* [Task description]:
Pull each line containing "sinh" out of the data and copy it.

----

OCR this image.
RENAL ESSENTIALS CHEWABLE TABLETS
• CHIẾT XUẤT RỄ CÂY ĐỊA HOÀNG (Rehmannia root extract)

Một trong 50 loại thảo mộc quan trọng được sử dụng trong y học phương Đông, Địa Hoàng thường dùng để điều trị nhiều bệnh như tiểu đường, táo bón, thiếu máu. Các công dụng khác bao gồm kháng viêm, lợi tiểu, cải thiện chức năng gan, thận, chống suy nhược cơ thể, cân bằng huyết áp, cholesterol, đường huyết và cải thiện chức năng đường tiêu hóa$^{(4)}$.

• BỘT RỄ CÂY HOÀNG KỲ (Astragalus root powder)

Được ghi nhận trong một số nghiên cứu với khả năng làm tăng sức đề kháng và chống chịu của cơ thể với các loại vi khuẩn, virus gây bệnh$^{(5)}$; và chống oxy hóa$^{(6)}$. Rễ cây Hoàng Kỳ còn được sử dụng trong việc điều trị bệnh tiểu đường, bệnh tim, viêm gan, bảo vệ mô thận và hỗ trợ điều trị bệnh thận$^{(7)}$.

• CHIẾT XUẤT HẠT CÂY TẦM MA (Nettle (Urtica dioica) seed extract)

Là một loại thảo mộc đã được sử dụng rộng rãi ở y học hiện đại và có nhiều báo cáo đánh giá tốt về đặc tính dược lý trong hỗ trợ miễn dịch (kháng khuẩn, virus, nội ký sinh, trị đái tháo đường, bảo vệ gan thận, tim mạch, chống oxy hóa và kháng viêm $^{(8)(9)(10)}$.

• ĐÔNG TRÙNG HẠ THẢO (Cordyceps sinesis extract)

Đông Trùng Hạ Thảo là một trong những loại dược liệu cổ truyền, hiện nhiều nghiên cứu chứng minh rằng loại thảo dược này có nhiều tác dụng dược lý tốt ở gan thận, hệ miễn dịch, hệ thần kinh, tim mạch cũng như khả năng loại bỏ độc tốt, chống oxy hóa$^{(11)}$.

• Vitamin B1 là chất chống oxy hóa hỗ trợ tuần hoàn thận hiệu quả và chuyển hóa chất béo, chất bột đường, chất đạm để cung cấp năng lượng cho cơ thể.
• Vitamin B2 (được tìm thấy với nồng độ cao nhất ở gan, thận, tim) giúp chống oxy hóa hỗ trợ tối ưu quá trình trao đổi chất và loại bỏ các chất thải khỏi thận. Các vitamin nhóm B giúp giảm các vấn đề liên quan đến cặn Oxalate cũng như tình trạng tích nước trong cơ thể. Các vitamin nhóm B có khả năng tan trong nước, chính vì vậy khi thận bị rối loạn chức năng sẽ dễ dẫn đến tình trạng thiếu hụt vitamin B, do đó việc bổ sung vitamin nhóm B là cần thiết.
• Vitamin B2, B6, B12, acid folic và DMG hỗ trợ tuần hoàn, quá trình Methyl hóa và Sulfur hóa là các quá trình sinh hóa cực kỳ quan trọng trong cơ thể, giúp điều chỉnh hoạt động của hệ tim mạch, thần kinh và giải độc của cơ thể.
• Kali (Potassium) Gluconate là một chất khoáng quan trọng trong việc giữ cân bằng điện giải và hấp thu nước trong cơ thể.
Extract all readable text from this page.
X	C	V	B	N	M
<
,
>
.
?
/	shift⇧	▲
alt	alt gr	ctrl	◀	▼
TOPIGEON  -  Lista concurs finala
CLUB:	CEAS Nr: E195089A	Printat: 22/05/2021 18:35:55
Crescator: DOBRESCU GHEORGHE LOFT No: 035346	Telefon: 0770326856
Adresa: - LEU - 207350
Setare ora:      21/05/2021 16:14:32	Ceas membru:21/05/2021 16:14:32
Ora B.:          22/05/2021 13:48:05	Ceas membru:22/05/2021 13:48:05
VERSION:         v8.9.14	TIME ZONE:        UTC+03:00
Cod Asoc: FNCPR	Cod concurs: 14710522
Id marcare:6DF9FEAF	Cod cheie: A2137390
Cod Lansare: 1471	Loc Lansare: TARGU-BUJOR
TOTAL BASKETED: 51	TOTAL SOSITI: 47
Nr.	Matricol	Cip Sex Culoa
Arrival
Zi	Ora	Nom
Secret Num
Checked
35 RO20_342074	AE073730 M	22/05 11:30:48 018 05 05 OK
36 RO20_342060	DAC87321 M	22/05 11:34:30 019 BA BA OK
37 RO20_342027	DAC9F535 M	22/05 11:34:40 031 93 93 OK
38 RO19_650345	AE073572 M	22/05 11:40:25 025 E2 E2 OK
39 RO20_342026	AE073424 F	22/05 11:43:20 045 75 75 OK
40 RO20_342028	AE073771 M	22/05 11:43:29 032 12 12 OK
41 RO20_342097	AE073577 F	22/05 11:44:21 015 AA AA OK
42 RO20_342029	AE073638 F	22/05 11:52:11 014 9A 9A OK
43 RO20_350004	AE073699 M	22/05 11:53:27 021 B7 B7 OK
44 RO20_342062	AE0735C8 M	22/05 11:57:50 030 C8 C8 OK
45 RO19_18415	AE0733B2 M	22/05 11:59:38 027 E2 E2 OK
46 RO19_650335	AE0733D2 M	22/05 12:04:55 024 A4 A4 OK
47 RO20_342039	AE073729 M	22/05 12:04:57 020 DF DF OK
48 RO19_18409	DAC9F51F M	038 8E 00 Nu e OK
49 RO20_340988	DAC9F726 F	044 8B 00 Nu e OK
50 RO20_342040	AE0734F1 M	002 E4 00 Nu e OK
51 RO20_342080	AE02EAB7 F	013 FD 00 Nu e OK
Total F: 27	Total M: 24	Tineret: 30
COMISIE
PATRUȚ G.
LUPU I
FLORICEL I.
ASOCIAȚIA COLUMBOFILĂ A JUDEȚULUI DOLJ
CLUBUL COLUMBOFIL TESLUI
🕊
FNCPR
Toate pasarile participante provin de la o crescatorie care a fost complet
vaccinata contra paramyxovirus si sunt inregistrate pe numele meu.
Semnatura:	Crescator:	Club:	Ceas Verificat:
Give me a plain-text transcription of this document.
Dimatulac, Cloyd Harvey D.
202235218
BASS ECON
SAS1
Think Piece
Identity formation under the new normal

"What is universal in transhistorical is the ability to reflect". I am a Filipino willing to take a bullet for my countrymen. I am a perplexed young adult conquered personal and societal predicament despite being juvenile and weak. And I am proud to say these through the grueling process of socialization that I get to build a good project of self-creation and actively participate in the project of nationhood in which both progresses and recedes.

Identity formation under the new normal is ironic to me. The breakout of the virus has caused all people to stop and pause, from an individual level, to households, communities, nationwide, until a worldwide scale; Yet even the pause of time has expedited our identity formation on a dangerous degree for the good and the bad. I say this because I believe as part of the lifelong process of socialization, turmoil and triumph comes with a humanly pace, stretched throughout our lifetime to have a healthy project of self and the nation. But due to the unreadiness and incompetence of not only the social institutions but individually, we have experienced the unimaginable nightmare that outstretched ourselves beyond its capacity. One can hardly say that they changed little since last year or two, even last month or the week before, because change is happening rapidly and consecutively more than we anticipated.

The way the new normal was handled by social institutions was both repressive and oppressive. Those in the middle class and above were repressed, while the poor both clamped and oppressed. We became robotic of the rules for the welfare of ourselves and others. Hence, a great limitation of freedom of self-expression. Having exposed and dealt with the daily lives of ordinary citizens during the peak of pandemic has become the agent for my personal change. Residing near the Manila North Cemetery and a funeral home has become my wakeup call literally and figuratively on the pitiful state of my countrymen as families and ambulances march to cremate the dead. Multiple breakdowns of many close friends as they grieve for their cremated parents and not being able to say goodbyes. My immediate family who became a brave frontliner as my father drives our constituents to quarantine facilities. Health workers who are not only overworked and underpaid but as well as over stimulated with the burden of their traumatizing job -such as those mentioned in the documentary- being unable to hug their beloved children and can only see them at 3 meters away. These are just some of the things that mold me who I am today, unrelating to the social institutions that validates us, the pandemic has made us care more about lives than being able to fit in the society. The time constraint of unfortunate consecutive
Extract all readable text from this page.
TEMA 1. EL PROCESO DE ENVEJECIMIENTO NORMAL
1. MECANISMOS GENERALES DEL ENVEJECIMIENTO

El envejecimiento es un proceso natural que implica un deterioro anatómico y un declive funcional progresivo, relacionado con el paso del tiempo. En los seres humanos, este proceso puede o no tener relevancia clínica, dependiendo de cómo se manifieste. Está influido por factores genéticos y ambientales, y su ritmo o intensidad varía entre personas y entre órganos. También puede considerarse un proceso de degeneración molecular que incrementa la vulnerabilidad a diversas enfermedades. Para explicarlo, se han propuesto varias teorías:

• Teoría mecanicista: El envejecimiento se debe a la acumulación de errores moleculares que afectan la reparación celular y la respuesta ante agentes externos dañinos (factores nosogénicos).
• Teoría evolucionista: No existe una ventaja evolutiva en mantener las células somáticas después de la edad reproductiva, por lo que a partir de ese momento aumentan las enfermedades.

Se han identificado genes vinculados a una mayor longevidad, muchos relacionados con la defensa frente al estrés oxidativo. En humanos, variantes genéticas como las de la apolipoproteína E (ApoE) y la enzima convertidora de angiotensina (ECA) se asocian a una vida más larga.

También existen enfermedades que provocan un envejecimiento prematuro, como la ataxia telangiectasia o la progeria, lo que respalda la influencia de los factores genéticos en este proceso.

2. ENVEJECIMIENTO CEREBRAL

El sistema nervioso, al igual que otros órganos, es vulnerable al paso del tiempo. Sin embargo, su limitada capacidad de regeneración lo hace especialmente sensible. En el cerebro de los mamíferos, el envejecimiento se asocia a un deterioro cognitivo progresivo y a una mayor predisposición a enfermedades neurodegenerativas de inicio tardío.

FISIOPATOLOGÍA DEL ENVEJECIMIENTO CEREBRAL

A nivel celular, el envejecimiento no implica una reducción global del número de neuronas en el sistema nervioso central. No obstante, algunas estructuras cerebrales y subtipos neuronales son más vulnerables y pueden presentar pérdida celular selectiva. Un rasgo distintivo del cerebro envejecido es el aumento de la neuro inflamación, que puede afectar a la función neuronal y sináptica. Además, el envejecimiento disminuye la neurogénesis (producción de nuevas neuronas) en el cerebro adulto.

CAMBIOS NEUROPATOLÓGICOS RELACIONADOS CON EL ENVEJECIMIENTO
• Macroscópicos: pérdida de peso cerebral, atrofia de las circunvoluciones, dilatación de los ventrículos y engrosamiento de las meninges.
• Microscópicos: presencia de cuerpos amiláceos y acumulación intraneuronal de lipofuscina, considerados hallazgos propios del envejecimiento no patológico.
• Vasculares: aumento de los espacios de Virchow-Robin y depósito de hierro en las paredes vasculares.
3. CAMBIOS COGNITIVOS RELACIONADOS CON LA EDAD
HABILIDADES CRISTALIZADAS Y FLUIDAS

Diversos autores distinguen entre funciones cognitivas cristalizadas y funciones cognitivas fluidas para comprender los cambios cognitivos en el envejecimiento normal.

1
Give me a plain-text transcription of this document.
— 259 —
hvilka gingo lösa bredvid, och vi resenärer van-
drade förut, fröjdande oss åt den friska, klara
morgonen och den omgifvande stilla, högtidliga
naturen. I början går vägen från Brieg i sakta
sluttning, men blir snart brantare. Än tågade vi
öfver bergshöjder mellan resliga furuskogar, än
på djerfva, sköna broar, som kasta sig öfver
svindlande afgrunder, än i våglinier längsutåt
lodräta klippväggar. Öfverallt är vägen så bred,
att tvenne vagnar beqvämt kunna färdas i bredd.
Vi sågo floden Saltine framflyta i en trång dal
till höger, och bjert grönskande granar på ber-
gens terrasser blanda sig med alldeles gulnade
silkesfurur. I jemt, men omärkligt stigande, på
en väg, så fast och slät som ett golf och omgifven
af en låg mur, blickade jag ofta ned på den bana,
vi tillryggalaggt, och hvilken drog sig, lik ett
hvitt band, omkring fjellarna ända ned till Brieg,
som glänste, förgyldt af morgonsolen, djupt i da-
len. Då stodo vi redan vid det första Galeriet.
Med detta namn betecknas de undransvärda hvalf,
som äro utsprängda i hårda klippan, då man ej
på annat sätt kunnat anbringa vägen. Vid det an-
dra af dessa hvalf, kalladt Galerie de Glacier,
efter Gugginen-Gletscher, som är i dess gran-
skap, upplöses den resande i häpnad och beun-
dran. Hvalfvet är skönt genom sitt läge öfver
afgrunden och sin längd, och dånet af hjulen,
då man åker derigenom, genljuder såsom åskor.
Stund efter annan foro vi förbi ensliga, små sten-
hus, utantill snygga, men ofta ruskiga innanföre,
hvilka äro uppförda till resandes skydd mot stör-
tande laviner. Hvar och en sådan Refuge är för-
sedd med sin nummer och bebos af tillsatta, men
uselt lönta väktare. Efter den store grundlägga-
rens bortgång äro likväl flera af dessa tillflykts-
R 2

----

* [Answer to the exercise]:
Là một loại thảo mộc đã được sử dụng rộng rãi ở y học hiện đại và có nhiều báo cáo đánh giá tốt về đặc tính dược lý trong hỗ trợ miễn dịch (kháng khuẩn, virus, nội ký sinh, trị đái tháo đường, bảo vệ gan thận, tim mạch, chống oxy hóa và kháng viêm $^{(8)(9)(10)}$.
• Vitamin B2, B6, B12, acid folic và DMG hỗ trợ tuần hoàn, quá trình Methyl hóa và Sulfur hóa là các quá trình sinh hóa cực kỳ quan trọng trong cơ thể, giúp điều chỉnh hoạt động của hệ tim mạch, thần kinh và giải độc của cơ thể.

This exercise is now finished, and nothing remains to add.